Reproduce the lines of the material exactly, excluding every image.

Recorded data:
_ _ _ _
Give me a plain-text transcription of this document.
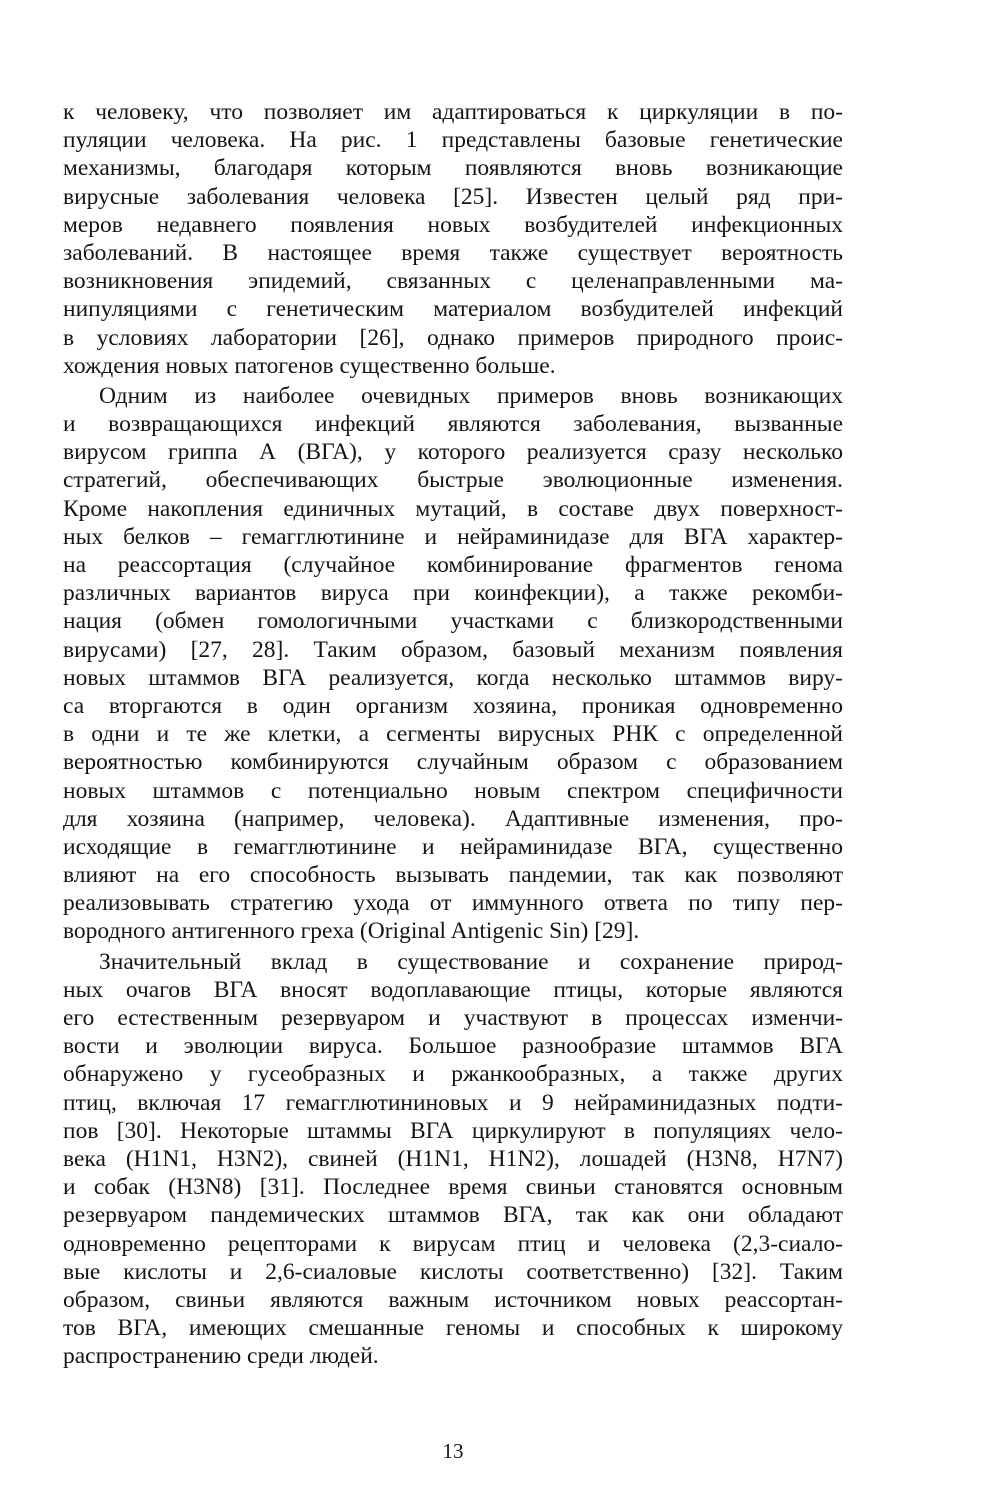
к человеку, что позволяет им адаптироваться к циркуляции в по-
пуляции человека. На рис. 1 представлены базовые генетические
механизмы, благодаря которым появляются вновь возникающие
вирусные заболевания человека [25]. Известен целый ряд при-
меров недавнего появления новых возбудителей инфекционных
заболеваний. В настоящее время также существует вероятность
возникновения эпидемий, связанных с целенаправленными ма-
нипуляциями с генетическим материалом возбудителей инфекций
в условиях лаборатории [26], однако примеров природного проис-
хождения новых патогенов существенно больше.
Одним из наиболее очевидных примеров вновь возникающих
и возвращающихся инфекций являются заболевания, вызванные
вирусом гриппа А (ВГА), у которого реализуется сразу несколько
стратегий, обеспечивающих быстрые эволюционные изменения.
Кроме накопления единичных мутаций, в составе двух поверхност-
ных белков – гемагглютинине и нейраминидазе для ВГА характер-
на реассортация (случайное комбинирование фрагментов генома
различных вариантов вируса при коинфекции), а также рекомби-
нация (обмен гомологичными участками с близкородственными
вирусами) [27, 28]. Таким образом, базовый механизм появления
новых штаммов ВГА реализуется, когда несколько штаммов виру-
са вторгаются в один организм хозяина, проникая одновременно
в одни и те же клетки, а сегменты вирусных РНК с определенной
вероятностью комбинируются случайным образом с образованием
новых штаммов с потенциально новым спектром специфичности
для хозяина (например, человека). Адаптивные изменения, про-
исходящие в гемагглютинине и нейраминидазе ВГА, существенно
влияют на его способность вызывать пандемии, так как позволяют
реализовывать стратегию ухода от иммунного ответа по типу пер-
вородного антигенного греха (Original Antigenic Sin) [29].
Значительный вклад в существование и сохранение природ-
ных очагов ВГА вносят водоплавающие птицы, которые являются
его естественным резервуаром и участвуют в процессах изменчи-
вости и эволюции вируса. Большое разнообразие штаммов ВГА
обнаружено у гусеобразных и ржанкообразных, а также других
птиц, включая 17 гемагглютининовых и 9 нейраминидазных подти-
пов [30]. Некоторые штаммы ВГА циркулируют в популяциях чело-
века (H1N1, H3N2), свиней (H1N1, H1N2), лошадей (H3N8, H7N7)
и собак (H3N8) [31]. Последнее время свиньи становятся основным
резервуаром пандемических штаммов ВГА, так как они обладают
одновременно рецепторами к вирусам птиц и человека (2,3-сиало-
вые кислоты и 2,6-сиаловые кислоты соответственно) [32]. Таким
образом, свиньи являются важным источником новых реассортан-
тов ВГА, имеющих смешанные геномы и способных к широкому
распространению среди людей.
13
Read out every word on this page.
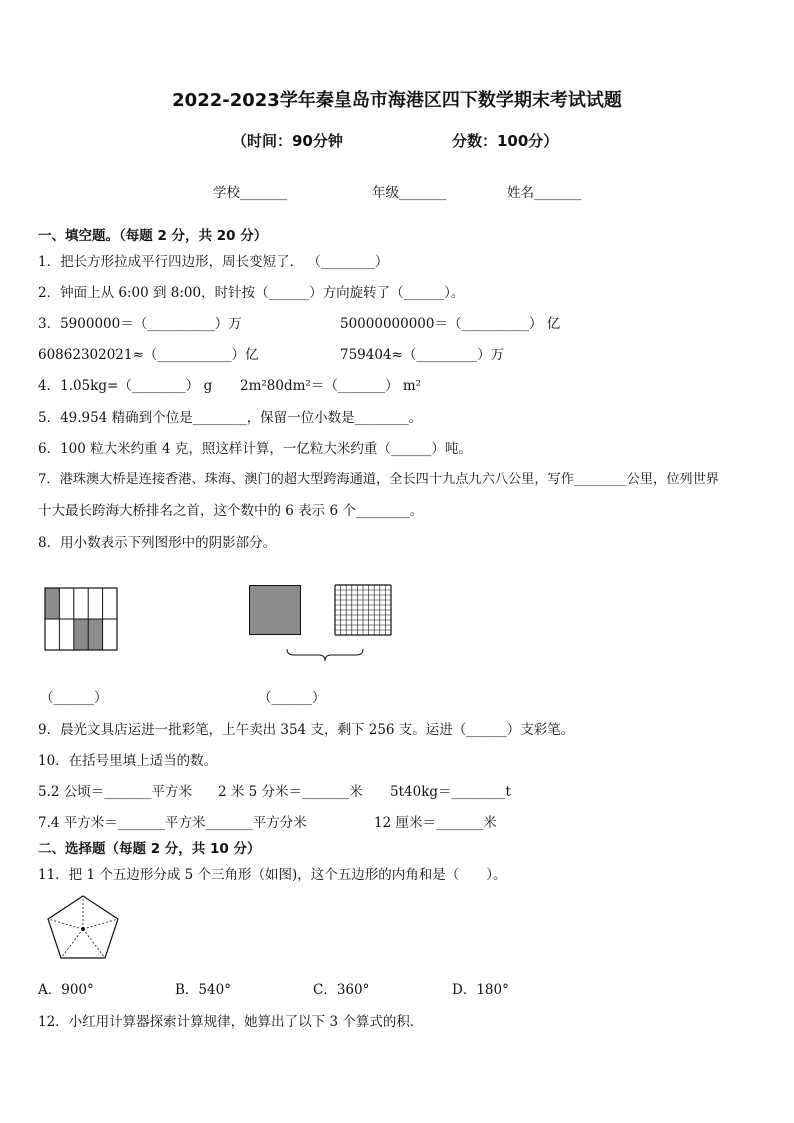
2022-2023学年秦皇岛市海港区四下数学期末考试试题
（时间：90分钟	分数：100分）
学校_______	年级_______	姓名_______
一、填空题。（每题 2 分，共 20 分）
1．把长方形拉成平行四边形，周长变短了． （________）
2．钟面上从 6:00 到 8:00，时针按（______）方向旋转了（______）。
3．5900000＝（__________）万	50000000000＝（__________） 亿
60862302021≈（___________）亿	759404≈（_________）万
4．1.05kg=（________） g 2m²80dm²＝（_______） m²
5．49.954 精确到个位是________，保留一位小数是________。
6．100 粒大米约重 4 克，照这样计算，一亿粒大米约重（______）吨。
7．港珠澳大桥是连接香港、珠海、澳门的超大型跨海通道，全长四十九点九六八公里，写作________公里，位列世界
十大最长跨海大桥排名之首，这个数中的 6 表示 6 个________。
8．用小数表示下列图形中的阴影部分。
（______）	（______）
9．晨光文具店运进一批彩笔，上午卖出 354 支，剩下 256 支。运进（______）支彩笔。
10．在括号里填上适当的数。
5.2 公顷＝_______平方米 2 米 5 分米＝_______米 5t40kg＝________t
7.4 平方米＝_______平方米_______平方分米	12 厘米＝_______米
二、选择题（每题 2 分，共 10 分）
11．把 1 个五边形分成 5 个三角形（如图)，这个五边形的内角和是（　　）。
A．900°	B．540°	C．360°	D．180°
12．小红用计算器探索计算规律，她算出了以下 3 个算式的积．
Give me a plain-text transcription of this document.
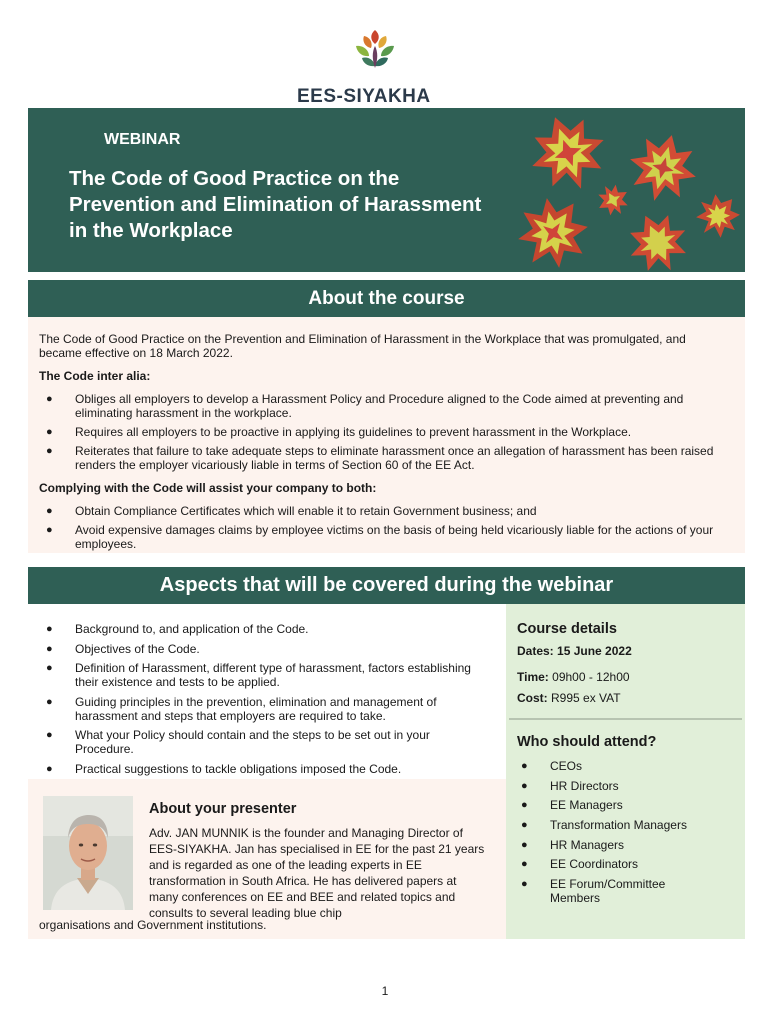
EES-SIYAKHA
WEBINAR
The Code of Good Practice on the Prevention and Elimination of Harassment in the Workplace
About the course

The Code of Good Practice on the Prevention and Elimination of Harassment in the Workplace that was promulgated, and became effective on 18 March 2022.

The Code inter alia:

● Obliges all employers to develop a Harassment Policy and Procedure aligned to the Code aimed at preventing and eliminating harassment in the workplace.
● Requires all employers to be proactive in applying its guidelines to prevent harassment in the Workplace.
● Reiterates that failure to take adequate steps to eliminate harassment once an allegation of harassment has been raised renders the employer vicariously liable in terms of Section 60 of the EE Act.

Complying with the Code will assist your company to both:

● Obtain Compliance Certificates which will enable it to retain Government business; and
● Avoid expensive damages claims by employee victims on the basis of being held vicariously liable for the actions of your employees.
Aspects that will be covered during the webinar
● Background to, and application of the Code.
● Objectives of the Code.
● Definition of Harassment, different type of harassment, factors establishing their existence and tests to be applied.
● Guiding principles in the prevention, elimination and management of harassment and steps that employers are required to take.
● What your Policy should contain and the steps to be set out in your Procedure.
● Practical suggestions to tackle obligations imposed the Code.
About your presenter
Adv. JAN MUNNIK is the founder and Managing Director of EES-SIYAKHA. Jan has specialised in EE for the past 21 years and is regarded as one of the leading experts in EE transformation in South Africa. He has delivered papers at many conferences on EE and BEE and related topics and consults to several leading blue chip
organisations and Government institutions.
Course details
Dates: 15 June 2022
Time: 09h00 - 12h00
Cost: R995 ex VAT
Who should attend?
● CEOs
● HR Directors
● EE Managers
● Transformation Managers
● HR Managers
● EE Coordinators
● EE Forum/Committee Members
1
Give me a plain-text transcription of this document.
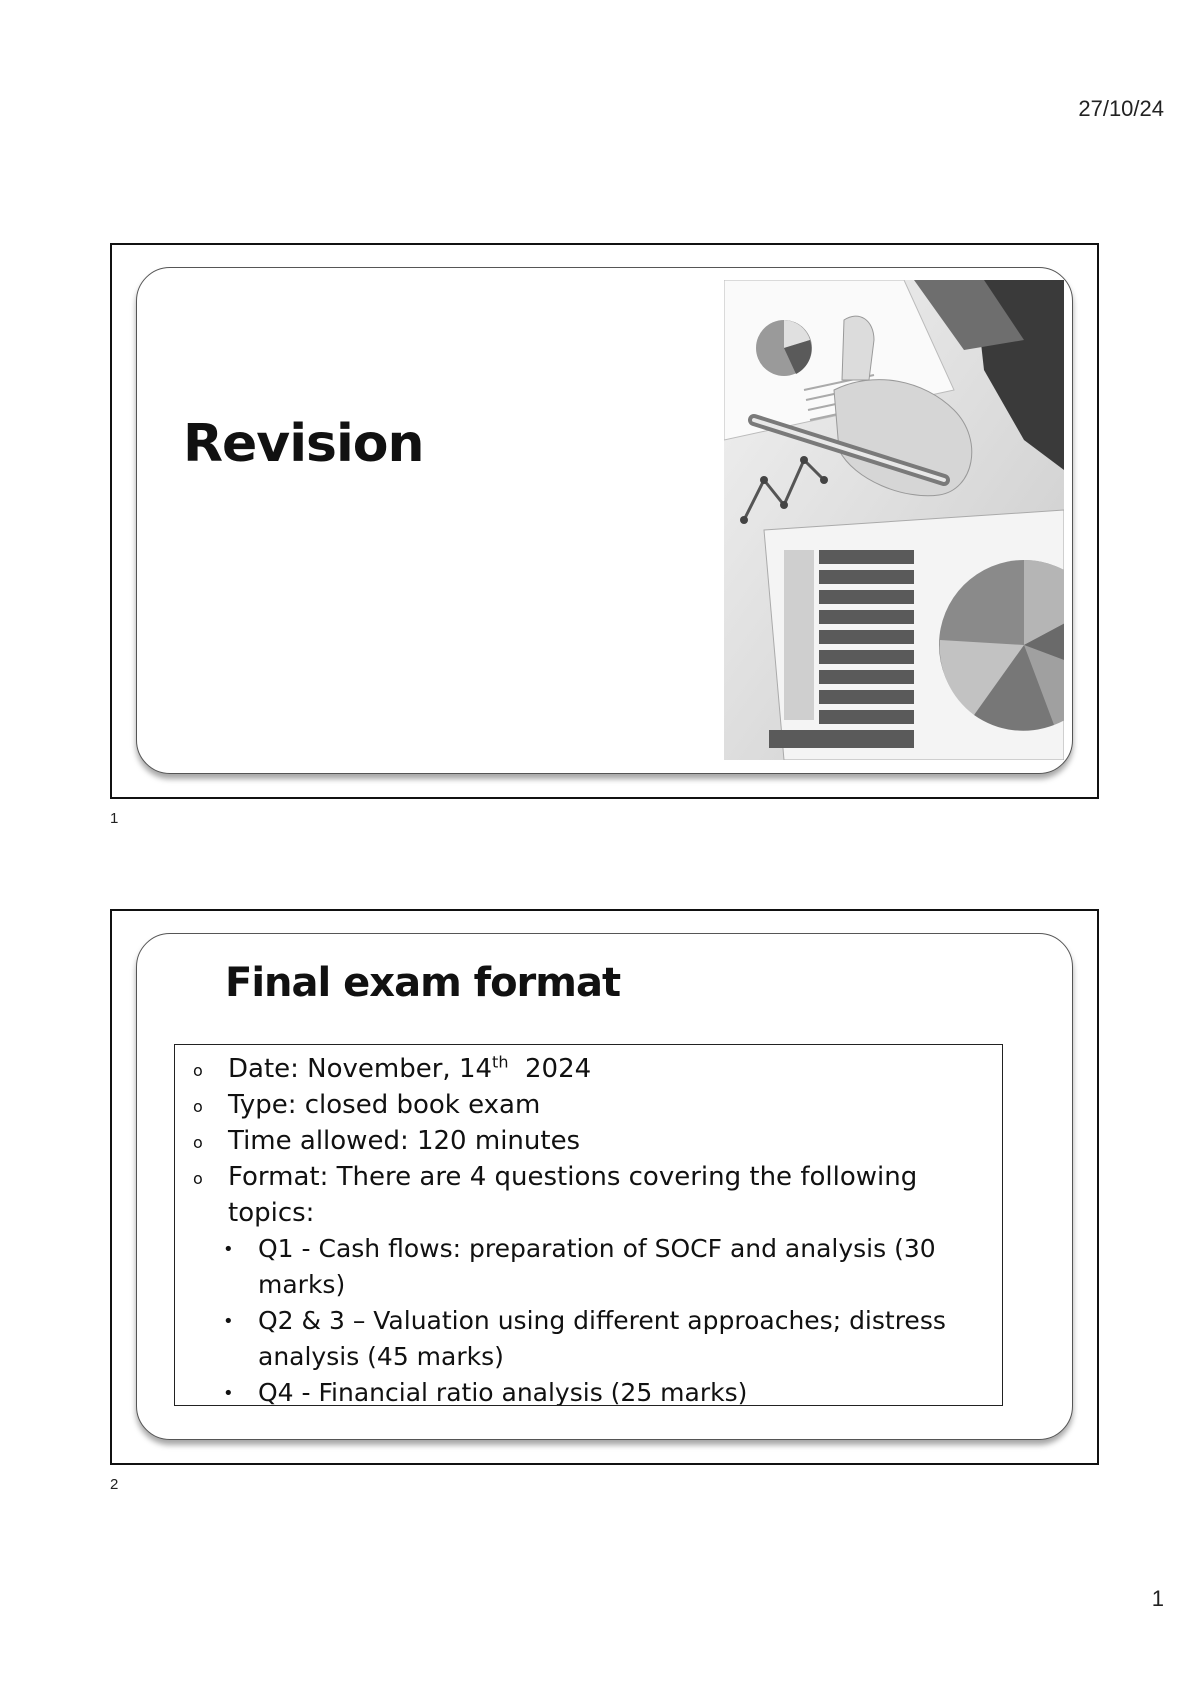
27/10/24
Revision
1
Final exam format
o Date: November, 14th  2024
o Type: closed book exam
o Time allowed: 120 minutes
o Format: There are 4 questions covering the following topics:
• Q1 - Cash flows: preparation of SOCF and analysis (30 marks)
• Q2 & 3 – Valuation using different approaches; distress analysis (45 marks)
• Q4 - Financial ratio analysis (25 marks)
2
1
_ _ _ _
• **EXERCISE RESPONSE**:
Give me a plain-text transcription of this document.
к человеку, что позволяет им адаптироваться к циркуляции в по-
пуляции человека. На рис. 1 представлены базовые генетические
механизмы, благодаря которым появляются вновь возникающие
вирусные заболевания человека [25]. Известен целый ряд при-
меров недавнего появления новых возбудителей инфекционных
заболеваний. В настоящее время также существует вероятность
возникновения эпидемий, связанных с целенаправленными ма-
нипуляциями с генетическим материалом возбудителей инфекций
в условиях лаборатории [26], однако примеров природного проис-
хождения новых патогенов существенно больше.
Одним из наиболее очевидных примеров вновь возникающих
и возвращающихся инфекций являются заболевания, вызванные
вирусом гриппа А (ВГА), у которого реализуется сразу несколько
стратегий, обеспечивающих быстрые эволюционные изменения.
Кроме накопления единичных мутаций, в составе двух поверхност-
ных белков – гемагглютинине и нейраминидазе для ВГА характер-
на реассортация (случайное комбинирование фрагментов генома
различных вариантов вируса при коинфекции), а также рекомби-
нация (обмен гомологичными участками с близкородственными
вирусами) [27, 28]. Таким образом, базовый механизм появления
новых штаммов ВГА реализуется, когда несколько штаммов виру-
са вторгаются в один организм хозяина, проникая одновременно
в одни и те же клетки, а сегменты вирусных РНК с определенной
вероятностью комбинируются случайным образом с образованием
новых штаммов с потенциально новым спектром специфичности
для хозяина (например, человека). Адаптивные изменения, про-
исходящие в гемагглютинине и нейраминидазе ВГА, существенно
влияют на его способность вызывать пандемии, так как позволяют
реализовывать стратегию ухода от иммунного ответа по типу пер-
вородного антигенного греха (Original Antigenic Sin) [29].
Значительный вклад в существование и сохранение природ-
ных очагов ВГА вносят водоплавающие птицы, которые являются
его естественным резервуаром и участвуют в процессах изменчи-
вости и эволюции вируса. Большое разнообразие штаммов ВГА
обнаружено у гусеобразных и ржанкообразных, а также других
птиц, включая 17 гемагглютининовых и 9 нейраминидазных подти-
пов [30]. Некоторые штаммы ВГА циркулируют в популяциях чело-
века (H1N1, H3N2), свиней (H1N1, H1N2), лошадей (H3N8, H7N7)
и собак (H3N8) [31]. Последнее время свиньи становятся основным
резервуаром пандемических штаммов ВГА, так как они обладают
одновременно рецепторами к вирусам птиц и человека (2,3-сиало-
вые кислоты и 2,6-сиаловые кислоты соответственно) [32]. Таким
образом, свиньи являются важным источником новых реассортан-
тов ВГА, имеющих смешанные геномы и способных к широкому
распространению среди людей.
13
Read out every word on this page.
2022-2023学年秦皇岛市海港区四下数学期末考试试题
（时间：90分钟	分数：100分）
学校_______	年级_______	姓名_______
一、填空题。（每题 2 分，共 20 分）
1．把长方形拉成平行四边形，周长变短了． （________）
2．钟面上从 6:00 到 8:00，时针按（______）方向旋转了（______）。
3．5900000＝（__________）万	50000000000＝（__________） 亿
60862302021≈（___________）亿	759404≈（_________）万
4．1.05kg=（________） g 2m²80dm²＝（_______） m²
5．49.954 精确到个位是________，保留一位小数是________。
6．100 粒大米约重 4 克，照这样计算，一亿粒大米约重（______）吨。
7．港珠澳大桥是连接香港、珠海、澳门的超大型跨海通道，全长四十九点九六八公里，写作________公里，位列世界
十大最长跨海大桥排名之首，这个数中的 6 表示 6 个________。
8．用小数表示下列图形中的阴影部分。
（______）	（______）
9．晨光文具店运进一批彩笔，上午卖出 354 支，剩下 256 支。运进（______）支彩笔。
10．在括号里填上适当的数。
5.2 公顷＝_______平方米 2 米 5 分米＝_______米 5t40kg＝________t
7.4 平方米＝_______平方米_______平方分米	12 厘米＝_______米
二、选择题（每题 2 分，共 10 分）
11．把 1 个五边形分成 5 个三角形（如图)，这个五边形的内角和是（　　）。
A．900°	B．540°	C．360°	D．180°
12．小红用计算器探索计算规律，她算出了以下 3 个算式的积．
Give me a plain-text transcription of this document.
EES-SIYAKHA
WEBINAR
The Code of Good Practice on the Prevention and Elimination of Harassment in the Workplace
About the course

The Code of Good Practice on the Prevention and Elimination of Harassment in the Workplace that was promulgated, and became effective on 18 March 2022.

The Code inter alia:

● Obliges all employers to develop a Harassment Policy and Procedure aligned to the Code aimed at preventing and eliminating harassment in the workplace.
● Requires all employers to be proactive in applying its guidelines to prevent harassment in the Workplace.
● Reiterates that failure to take adequate steps to eliminate harassment once an allegation of harassment has been raised renders the employer vicariously liable in terms of Section 60 of the EE Act.

Complying with the Code will assist your company to both:

● Obtain Compliance Certificates which will enable it to retain Government business; and
● Avoid expensive damages claims by employee victims on the basis of being held vicariously liable for the actions of your employees.
Aspects that will be covered during the webinar
● Background to, and application of the Code.
● Objectives of the Code.
● Definition of Harassment, different type of harassment, factors establishing their existence and tests to be applied.
● Guiding principles in the prevention, elimination and management of harassment and steps that employers are required to take.
● What your Policy should contain and the steps to be set out in your Procedure.
● Practical suggestions to tackle obligations imposed the Code.
About your presenter
Adv. JAN MUNNIK is the founder and Managing Director of EES-SIYAKHA. Jan has specialised in EE for the past 21 years and is regarded as one of the leading experts in EE transformation in South Africa. He has delivered papers at many conferences on EE and BEE and related topics and consults to several leading blue chip
organisations and Government institutions.
Course details
Dates: 15 June 2022
Time: 09h00 - 12h00
Cost: R995 ex VAT
Who should attend?
● CEOs
● HR Directors
● EE Managers
● Transformation Managers
● HR Managers
● EE Coordinators
● EE Forum/Committee Members
1
Give me a plain-text transcription of this document.
27/10/24
Revision
1
Final exam format
o Date: November, 14th  2024
o Type: closed book exam
o Time allowed: 120 minutes
o Format: There are 4 questions covering the following topics:
• Q1 - Cash flows: preparation of SOCF and analysis (30 marks)
• Q2 & 3 – Valuation using different approaches; distress analysis (45 marks)
• Q4 - Financial ratio analysis (25 marks)
2
1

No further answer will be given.